### What you are asked to do
The records below must be copied in full; omit the images.

### Provided data
%%
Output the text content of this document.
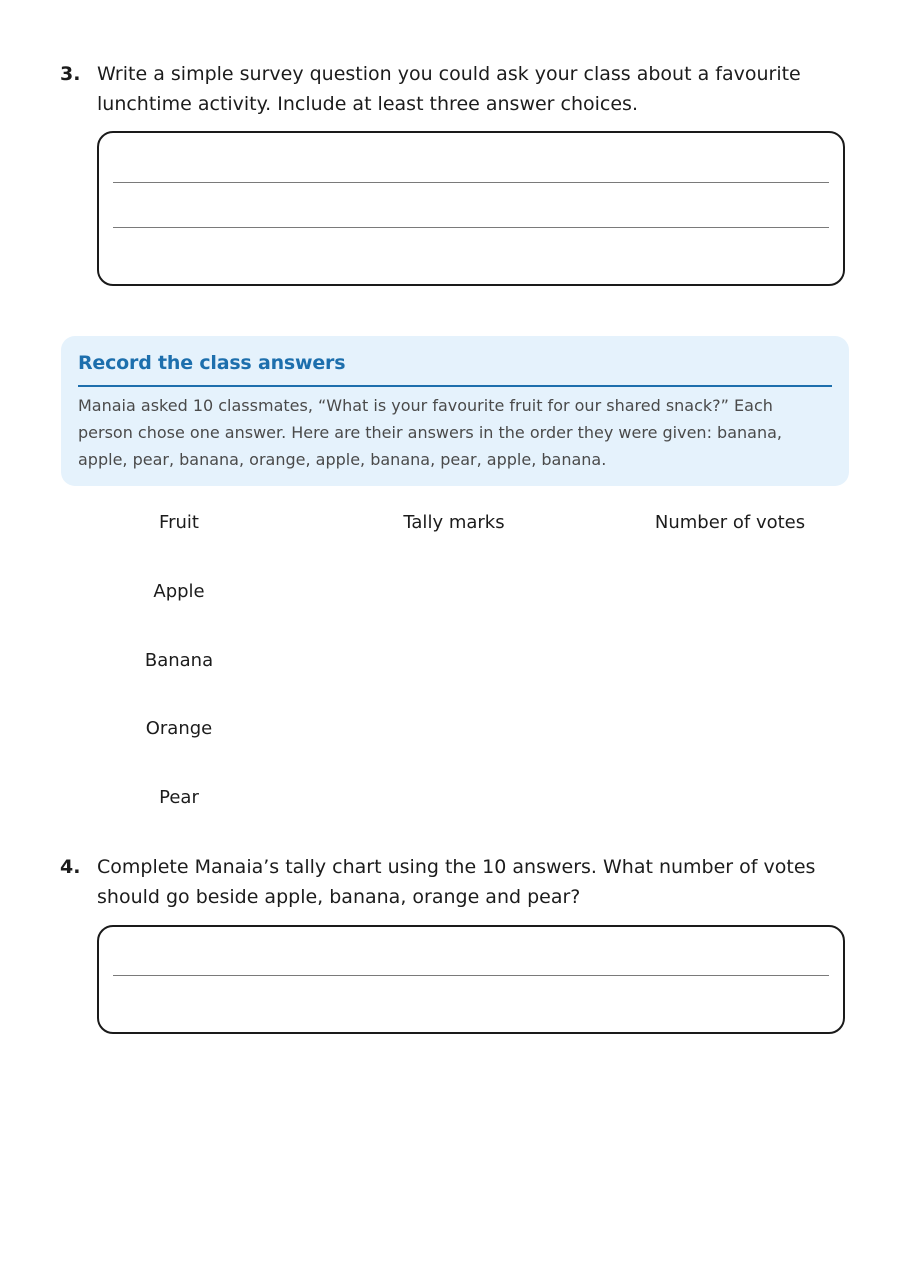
3. Write a simple survey question you could ask your class about a favourite lunchtime activity. Include at least three answer choices.
Record the class answers
Manaia asked 10 classmates, “What is your favourite fruit for our shared snack?” Each person chose one answer. Here are their answers in the order they were given: banana, apple, pear, banana, orange, apple, banana, pear, apple, banana.
Fruit	Tally marks	Number of votes
Apple
Banana
Orange
Pear
4. Complete Manaia’s tally chart using the 10 answers. What number of votes should go beside apple, banana, orange and pear?
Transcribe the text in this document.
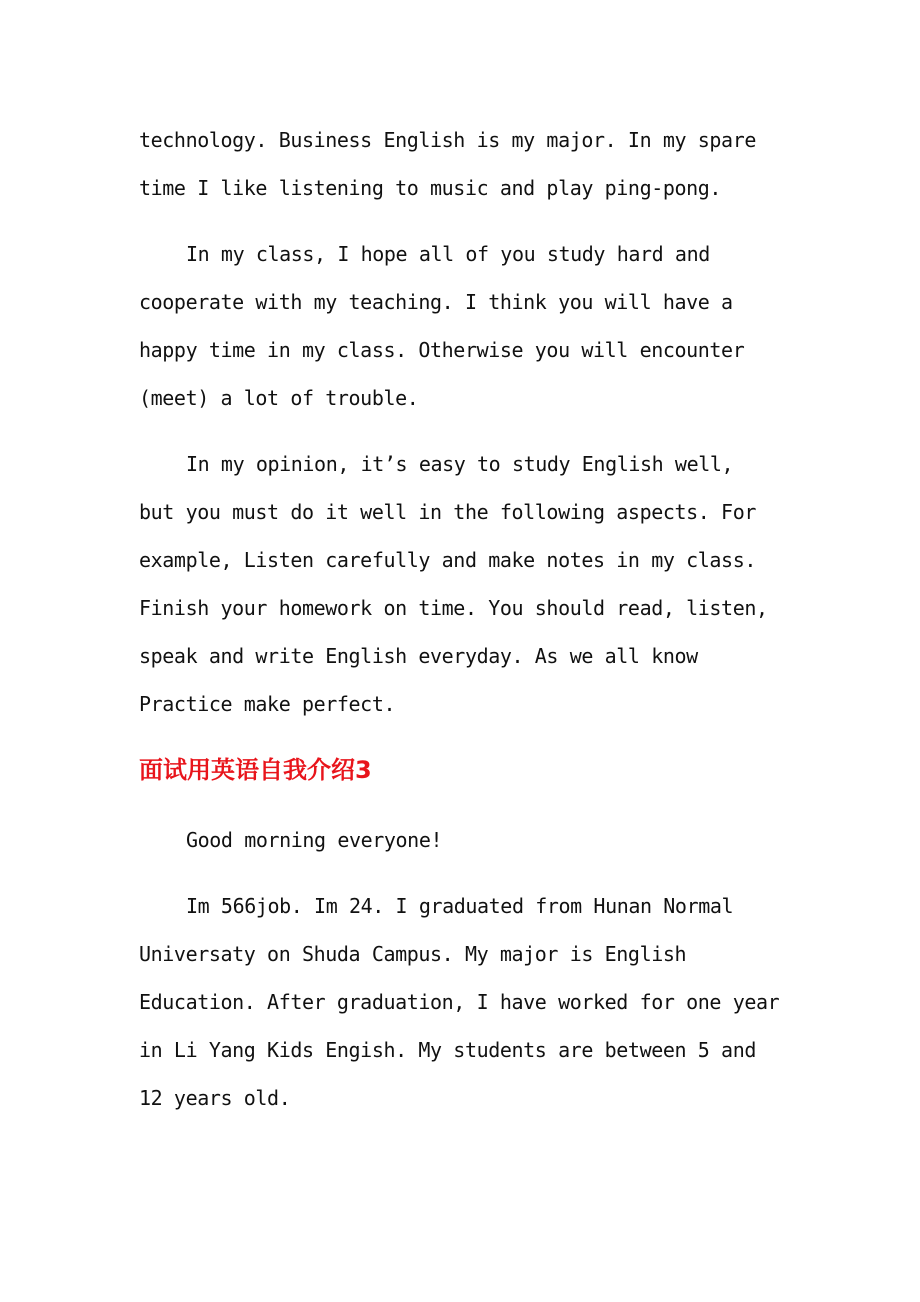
technology. Business English is my major. In my spare
time I like listening to music and play ping-pong.
In my class, I hope all of you study hard and
cooperate with my teaching. I think you will have a
happy time in my class. Otherwise you will encounter
(meet) a lot of trouble.
In my opinion, it’s easy to study English well,
but you must do it well in the following aspects. For
example, Listen carefully and make notes in my class.
Finish your homework on time. You should read, listen,
speak and write English everyday. As we all know
Practice make perfect.
面试用英语自我介绍3
Good morning everyone!
Im 566job. Im 24. I graduated from Hunan Normal
Universaty on Shuda Campus. My major is English
Education. After graduation, I have worked for one year
in Li Yang Kids Engish. My students are between 5 and
12 years old.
%%
### Task result
Output the text content of this document.
3. Write a simple survey question you could ask your class about a favourite lunchtime activity. Include at least three answer choices.
Record the class answers
Manaia asked 10 classmates, “What is your favourite fruit for our shared snack?” Each person chose one answer. Here are their answers in the order they were given: banana, apple, pear, banana, orange, apple, banana, pear, apple, banana.
Fruit	Tally marks	Number of votes
Apple
Banana
Orange
Pear
4. Complete Manaia’s tally chart using the 10 answers. What number of votes should go beside apple, banana, orange and pear?
Transcribe the text in this document.
technology. Business English is my major. In my spare
time I like listening to music and play ping-pong.
In my class, I hope all of you study hard and
cooperate with my teaching. I think you will have a
happy time in my class. Otherwise you will encounter
(meet) a lot of trouble.
In my opinion, it’s easy to study English well,
but you must do it well in the following aspects. For
example, Listen carefully and make notes in my class.
Finish your homework on time. You should read, listen,
speak and write English everyday. As we all know
Practice make perfect.
面试用英语自我介绍3
Good morning everyone!
Im 566job. Im 24. I graduated from Hunan Normal
Universaty on Shuda Campus. My major is English
Education. After graduation, I have worked for one year
in Li Yang Kids Engish. My students are between 5 and
12 years old.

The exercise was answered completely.